* BEGIN Input *

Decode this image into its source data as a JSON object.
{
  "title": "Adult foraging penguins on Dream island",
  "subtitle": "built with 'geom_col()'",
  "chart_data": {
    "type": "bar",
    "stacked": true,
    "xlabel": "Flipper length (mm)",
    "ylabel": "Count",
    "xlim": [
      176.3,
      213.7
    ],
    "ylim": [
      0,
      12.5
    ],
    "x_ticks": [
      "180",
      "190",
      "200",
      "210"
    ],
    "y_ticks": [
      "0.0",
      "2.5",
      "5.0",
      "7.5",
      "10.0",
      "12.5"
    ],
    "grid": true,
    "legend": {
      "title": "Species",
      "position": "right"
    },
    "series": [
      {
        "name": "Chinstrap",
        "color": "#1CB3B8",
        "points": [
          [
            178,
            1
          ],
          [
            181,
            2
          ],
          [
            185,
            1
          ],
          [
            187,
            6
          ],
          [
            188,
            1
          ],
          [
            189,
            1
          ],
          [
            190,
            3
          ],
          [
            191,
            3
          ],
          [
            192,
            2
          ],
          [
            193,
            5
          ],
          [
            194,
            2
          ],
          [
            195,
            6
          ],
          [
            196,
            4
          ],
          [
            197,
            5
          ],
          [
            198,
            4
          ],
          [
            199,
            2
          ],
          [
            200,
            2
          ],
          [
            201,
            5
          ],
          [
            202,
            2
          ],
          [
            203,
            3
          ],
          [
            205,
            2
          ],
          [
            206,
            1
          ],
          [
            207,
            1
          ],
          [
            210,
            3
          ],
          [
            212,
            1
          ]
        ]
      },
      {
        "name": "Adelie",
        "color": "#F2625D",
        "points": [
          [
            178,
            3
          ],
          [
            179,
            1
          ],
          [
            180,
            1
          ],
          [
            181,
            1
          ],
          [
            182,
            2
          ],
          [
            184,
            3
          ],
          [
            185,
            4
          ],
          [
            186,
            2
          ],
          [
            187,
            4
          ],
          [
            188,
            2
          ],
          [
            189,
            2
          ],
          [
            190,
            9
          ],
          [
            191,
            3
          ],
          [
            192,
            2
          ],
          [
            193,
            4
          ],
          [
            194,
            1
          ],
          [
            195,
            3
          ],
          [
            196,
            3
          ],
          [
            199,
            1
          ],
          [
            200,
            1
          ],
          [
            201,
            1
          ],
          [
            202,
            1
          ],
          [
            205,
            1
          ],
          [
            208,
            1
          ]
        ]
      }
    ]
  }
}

* END Input *

_Brief:_ Print the material once more, exactly.

_Exercise answer:_
Decode this image into its source data as a JSON object.
{
  "title": "Adult foraging penguins on Dream island",
  "subtitle": "built with 'geom_col()'",
  "chart_data": {
    "type": "bar",
    "stacked": true,
    "xlabel": "Flipper length (mm)",
    "ylabel": "Count",
    "xlim": [
      176.3,
      213.7
    ],
    "ylim": [
      0,
      12.5
    ],
    "x_ticks": [
      "180",
      "190",
      "200",
      "210"
    ],
    "y_ticks": [
      "0.0",
      "2.5",
      "5.0",
      "7.5",
      "10.0",
      "12.5"
    ],
    "grid": true,
    "legend": {
      "title": "Species",
      "position": "right"
    },
    "series": [
      {
        "name": "Chinstrap",
        "color": "#1CB3B8",
        "points": [
          [
            178,
            1
          ],
          [
            181,
            2
          ],
          [
            185,
            1
          ],
          [
            187,
            6
          ],
          [
            188,
            1
          ],
          [
            189,
            1
          ],
          [
            190,
            3
          ],
          [
            191,
            3
          ],
          [
            192,
            2
          ],
          [
            193,
            5
          ],
          [
            194,
            2
          ],
          [
            195,
            6
          ],
          [
            196,
            4
          ],
          [
            197,
            5
          ],
          [
            198,
            4
          ],
          [
            199,
            2
          ],
          [
            200,
            2
          ],
          [
            201,
            5
          ],
          [
            202,
            2
          ],
          [
            203,
            3
          ],
          [
            205,
            2
          ],
          [
            206,
            1
          ],
          [
            207,
            1
          ],
          [
            210,
            3
          ],
          [
            212,
            1
          ]
        ]
      },
      {
        "name": "Adelie",
        "color": "#F2625D",
        "points": [
          [
            178,
            3
          ],
          [
            179,
            1
          ],
          [
            180,
            1
          ],
          [
            181,
            1
          ],
          [
            182,
            2
          ],
          [
            184,
            3
          ],
          [
            185,
            4
          ],
          [
            186,
            2
          ],
          [
            187,
            4
          ],
          [
            188,
            2
          ],
          [
            189,
            2
          ],
          [
            190,
            9
          ],
          [
            191,
            3
          ],
          [
            192,
            2
          ],
          [
            193,
            4
          ],
          [
            194,
            1
          ],
          [
            195,
            3
          ],
          [
            196,
            3
          ],
          [
            199,
            1
          ],
          [
            200,
            1
          ],
          [
            201,
            1
          ],
          [
            202,
            1
          ],
          [
            205,
            1
          ],
          [
            208,
            1
          ]
        ]
      }
    ]
  }
}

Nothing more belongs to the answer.